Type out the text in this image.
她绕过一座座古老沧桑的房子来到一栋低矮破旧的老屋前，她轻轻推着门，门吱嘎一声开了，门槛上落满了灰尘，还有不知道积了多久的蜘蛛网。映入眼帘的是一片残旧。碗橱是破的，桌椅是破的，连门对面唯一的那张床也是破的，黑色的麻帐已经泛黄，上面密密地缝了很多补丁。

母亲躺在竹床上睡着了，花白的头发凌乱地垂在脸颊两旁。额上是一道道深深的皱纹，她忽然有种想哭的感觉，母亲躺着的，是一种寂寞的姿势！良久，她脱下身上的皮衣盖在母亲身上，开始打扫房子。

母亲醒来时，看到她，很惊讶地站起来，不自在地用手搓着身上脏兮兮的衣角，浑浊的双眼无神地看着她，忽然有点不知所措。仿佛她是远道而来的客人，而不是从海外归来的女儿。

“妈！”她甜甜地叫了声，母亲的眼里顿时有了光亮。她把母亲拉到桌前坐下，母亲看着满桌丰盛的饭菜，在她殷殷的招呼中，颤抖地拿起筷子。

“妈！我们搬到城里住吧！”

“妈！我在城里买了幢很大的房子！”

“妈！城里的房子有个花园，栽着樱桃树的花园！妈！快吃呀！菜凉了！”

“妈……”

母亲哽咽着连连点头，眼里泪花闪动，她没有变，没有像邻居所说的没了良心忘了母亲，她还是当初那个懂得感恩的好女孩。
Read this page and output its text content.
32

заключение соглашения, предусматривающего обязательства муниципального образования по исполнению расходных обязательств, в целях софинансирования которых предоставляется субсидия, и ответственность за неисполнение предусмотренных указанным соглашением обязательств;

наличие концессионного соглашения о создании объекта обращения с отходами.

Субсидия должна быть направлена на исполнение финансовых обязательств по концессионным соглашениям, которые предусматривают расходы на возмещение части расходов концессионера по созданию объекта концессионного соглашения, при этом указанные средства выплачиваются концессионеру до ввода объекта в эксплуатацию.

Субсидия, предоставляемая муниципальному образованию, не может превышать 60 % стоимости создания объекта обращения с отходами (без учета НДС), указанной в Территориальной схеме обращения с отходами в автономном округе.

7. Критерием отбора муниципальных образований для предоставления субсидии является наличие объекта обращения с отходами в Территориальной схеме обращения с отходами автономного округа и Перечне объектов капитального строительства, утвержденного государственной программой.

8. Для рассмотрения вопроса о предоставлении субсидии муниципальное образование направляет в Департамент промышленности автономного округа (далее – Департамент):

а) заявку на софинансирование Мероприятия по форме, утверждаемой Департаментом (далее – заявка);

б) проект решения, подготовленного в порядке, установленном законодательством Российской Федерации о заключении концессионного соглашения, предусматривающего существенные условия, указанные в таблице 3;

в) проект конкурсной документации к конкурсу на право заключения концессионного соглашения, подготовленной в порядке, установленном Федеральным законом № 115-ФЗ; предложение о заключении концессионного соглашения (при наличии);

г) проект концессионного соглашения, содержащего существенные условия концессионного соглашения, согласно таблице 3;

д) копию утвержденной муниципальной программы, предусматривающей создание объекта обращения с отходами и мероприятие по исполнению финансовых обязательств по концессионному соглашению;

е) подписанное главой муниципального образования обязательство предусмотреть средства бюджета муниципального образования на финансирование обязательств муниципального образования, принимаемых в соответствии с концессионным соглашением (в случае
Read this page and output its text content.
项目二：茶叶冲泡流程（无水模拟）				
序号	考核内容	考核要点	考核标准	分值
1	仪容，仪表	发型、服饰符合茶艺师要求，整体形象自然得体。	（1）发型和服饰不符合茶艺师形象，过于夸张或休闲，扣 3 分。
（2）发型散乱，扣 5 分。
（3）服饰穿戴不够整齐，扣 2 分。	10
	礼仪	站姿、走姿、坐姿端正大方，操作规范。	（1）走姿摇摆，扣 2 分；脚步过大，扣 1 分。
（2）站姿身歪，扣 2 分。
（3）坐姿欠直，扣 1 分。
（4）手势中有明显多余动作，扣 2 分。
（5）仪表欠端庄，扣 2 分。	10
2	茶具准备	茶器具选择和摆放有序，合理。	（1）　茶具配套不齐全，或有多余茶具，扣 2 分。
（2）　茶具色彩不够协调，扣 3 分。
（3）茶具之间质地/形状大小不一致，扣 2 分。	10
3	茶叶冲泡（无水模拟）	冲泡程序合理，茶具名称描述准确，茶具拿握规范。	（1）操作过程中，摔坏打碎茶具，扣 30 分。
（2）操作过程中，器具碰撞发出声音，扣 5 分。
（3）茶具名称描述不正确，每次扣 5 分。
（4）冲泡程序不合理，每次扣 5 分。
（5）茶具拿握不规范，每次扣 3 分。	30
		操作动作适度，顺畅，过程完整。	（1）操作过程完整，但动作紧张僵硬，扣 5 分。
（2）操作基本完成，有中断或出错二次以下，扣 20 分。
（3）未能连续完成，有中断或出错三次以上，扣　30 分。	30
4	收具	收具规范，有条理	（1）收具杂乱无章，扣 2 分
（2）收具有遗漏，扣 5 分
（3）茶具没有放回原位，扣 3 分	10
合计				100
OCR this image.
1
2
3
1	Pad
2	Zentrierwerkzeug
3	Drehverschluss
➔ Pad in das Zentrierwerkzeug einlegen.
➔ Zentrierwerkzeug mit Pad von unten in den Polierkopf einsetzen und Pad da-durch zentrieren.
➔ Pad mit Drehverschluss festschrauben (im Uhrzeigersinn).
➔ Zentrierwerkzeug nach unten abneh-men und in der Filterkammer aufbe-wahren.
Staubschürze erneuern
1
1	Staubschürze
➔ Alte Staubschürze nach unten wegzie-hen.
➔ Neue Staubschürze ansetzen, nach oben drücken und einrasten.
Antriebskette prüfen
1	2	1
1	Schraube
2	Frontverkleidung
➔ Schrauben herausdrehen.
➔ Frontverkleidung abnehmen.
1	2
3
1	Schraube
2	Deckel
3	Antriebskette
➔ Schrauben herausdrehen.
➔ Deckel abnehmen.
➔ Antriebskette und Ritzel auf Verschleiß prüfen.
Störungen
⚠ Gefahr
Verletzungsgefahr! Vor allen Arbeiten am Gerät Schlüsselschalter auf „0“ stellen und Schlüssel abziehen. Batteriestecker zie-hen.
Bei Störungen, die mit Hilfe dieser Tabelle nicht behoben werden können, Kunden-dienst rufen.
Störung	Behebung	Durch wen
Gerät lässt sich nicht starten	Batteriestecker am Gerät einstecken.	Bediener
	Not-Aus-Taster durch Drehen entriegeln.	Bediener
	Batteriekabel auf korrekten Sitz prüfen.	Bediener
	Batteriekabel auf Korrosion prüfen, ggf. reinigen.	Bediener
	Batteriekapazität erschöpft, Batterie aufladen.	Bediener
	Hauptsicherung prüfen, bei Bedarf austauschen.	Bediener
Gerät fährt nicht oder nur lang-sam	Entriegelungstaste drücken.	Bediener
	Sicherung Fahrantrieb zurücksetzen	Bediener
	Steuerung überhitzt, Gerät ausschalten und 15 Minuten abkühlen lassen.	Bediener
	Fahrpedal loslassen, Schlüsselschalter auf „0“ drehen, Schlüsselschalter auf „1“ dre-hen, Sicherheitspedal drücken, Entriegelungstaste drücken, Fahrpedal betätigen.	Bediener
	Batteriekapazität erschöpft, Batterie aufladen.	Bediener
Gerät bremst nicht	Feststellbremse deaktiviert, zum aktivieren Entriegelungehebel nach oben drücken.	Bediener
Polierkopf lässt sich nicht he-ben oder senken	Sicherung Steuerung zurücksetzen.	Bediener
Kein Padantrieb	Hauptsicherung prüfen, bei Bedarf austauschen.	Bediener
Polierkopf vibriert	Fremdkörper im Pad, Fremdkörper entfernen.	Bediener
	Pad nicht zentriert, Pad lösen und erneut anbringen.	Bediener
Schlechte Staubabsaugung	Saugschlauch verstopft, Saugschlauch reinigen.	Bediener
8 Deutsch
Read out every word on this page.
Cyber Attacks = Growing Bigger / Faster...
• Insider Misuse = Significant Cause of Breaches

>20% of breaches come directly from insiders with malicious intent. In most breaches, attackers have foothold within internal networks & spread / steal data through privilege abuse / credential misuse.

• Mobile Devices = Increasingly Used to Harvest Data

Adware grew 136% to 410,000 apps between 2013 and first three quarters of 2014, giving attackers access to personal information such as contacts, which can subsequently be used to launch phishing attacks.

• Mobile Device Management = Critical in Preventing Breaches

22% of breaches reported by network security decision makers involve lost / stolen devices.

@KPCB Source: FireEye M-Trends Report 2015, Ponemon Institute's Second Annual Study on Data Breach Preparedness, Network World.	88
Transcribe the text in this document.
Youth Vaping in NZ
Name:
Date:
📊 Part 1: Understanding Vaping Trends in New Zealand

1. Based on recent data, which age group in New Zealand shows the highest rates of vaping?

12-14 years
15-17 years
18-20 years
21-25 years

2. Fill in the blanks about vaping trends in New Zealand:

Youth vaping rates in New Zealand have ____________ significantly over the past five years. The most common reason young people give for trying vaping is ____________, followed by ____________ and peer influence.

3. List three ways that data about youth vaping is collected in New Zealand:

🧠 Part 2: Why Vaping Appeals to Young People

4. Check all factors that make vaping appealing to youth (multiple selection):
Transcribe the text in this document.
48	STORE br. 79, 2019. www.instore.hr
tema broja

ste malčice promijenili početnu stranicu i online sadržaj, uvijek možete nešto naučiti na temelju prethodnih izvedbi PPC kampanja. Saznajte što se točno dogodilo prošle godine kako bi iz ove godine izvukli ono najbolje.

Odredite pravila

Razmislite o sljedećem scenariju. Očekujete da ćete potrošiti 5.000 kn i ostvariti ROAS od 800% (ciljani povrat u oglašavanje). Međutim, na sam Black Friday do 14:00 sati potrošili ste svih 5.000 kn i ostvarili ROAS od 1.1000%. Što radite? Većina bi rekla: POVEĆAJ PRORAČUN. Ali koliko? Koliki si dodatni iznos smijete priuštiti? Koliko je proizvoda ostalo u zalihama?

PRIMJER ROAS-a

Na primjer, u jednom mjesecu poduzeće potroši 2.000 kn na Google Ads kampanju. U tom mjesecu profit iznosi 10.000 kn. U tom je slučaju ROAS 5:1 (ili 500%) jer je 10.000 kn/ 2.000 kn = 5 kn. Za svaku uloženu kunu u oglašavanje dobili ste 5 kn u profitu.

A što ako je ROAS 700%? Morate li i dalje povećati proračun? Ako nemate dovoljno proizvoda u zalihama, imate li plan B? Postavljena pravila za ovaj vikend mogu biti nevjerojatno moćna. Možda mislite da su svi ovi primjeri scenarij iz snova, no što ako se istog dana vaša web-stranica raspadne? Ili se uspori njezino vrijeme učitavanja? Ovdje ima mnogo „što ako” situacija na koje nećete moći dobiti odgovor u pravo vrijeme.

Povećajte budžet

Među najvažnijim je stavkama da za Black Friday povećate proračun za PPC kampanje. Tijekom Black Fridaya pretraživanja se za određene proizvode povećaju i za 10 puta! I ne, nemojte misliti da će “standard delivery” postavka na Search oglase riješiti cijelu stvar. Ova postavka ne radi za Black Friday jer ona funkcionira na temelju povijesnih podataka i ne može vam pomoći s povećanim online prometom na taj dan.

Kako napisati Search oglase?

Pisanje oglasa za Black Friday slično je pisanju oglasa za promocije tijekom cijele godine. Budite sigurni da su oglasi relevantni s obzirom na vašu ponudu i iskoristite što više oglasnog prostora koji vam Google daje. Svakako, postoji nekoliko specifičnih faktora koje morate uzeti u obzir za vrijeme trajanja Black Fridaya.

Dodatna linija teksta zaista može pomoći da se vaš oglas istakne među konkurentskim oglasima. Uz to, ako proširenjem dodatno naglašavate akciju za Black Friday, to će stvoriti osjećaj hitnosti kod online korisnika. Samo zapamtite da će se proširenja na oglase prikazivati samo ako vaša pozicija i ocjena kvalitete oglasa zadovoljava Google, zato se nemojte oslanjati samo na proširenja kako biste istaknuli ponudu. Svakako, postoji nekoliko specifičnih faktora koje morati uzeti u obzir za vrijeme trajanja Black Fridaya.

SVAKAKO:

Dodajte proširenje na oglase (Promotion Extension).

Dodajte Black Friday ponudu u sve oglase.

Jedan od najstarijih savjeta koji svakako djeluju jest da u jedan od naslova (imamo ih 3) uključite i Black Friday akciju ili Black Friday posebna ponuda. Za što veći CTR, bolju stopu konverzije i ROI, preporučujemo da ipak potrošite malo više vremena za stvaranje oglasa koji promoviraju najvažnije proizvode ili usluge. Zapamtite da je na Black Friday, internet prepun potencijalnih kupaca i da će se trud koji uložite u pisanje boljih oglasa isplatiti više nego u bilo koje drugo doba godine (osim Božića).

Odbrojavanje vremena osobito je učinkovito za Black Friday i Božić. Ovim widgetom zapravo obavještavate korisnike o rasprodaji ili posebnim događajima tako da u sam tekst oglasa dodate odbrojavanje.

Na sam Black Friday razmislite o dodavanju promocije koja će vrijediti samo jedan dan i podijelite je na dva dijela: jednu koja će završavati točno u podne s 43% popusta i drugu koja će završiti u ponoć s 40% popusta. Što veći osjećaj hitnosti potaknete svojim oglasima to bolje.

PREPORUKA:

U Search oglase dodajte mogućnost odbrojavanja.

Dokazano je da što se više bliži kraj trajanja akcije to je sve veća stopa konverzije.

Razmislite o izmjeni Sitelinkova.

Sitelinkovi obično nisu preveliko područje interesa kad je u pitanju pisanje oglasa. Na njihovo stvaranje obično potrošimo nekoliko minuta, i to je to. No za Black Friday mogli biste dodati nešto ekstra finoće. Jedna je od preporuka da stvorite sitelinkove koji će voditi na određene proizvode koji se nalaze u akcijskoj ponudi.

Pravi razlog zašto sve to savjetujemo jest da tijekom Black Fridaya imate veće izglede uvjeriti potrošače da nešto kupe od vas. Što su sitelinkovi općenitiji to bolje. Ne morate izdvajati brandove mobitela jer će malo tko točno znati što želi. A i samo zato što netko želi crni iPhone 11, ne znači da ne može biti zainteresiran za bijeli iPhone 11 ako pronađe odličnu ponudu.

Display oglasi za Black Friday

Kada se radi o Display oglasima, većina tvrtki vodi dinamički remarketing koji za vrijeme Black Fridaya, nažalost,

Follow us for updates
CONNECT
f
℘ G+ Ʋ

********************

__Goal of the exercise__
Your task is to gather all lines from the entries above that hold the word "unten".

__Worked solution__
➔ Zentrierwerkzeug mit Pad von unten in den Polierkopf einsetzen und Pad da-durch zentrieren.
➔ Zentrierwerkzeug nach unten abneh-men und in der Filterkammer aufbe-wahren.
➔ Alte Staubschürze nach unten wegzie-hen.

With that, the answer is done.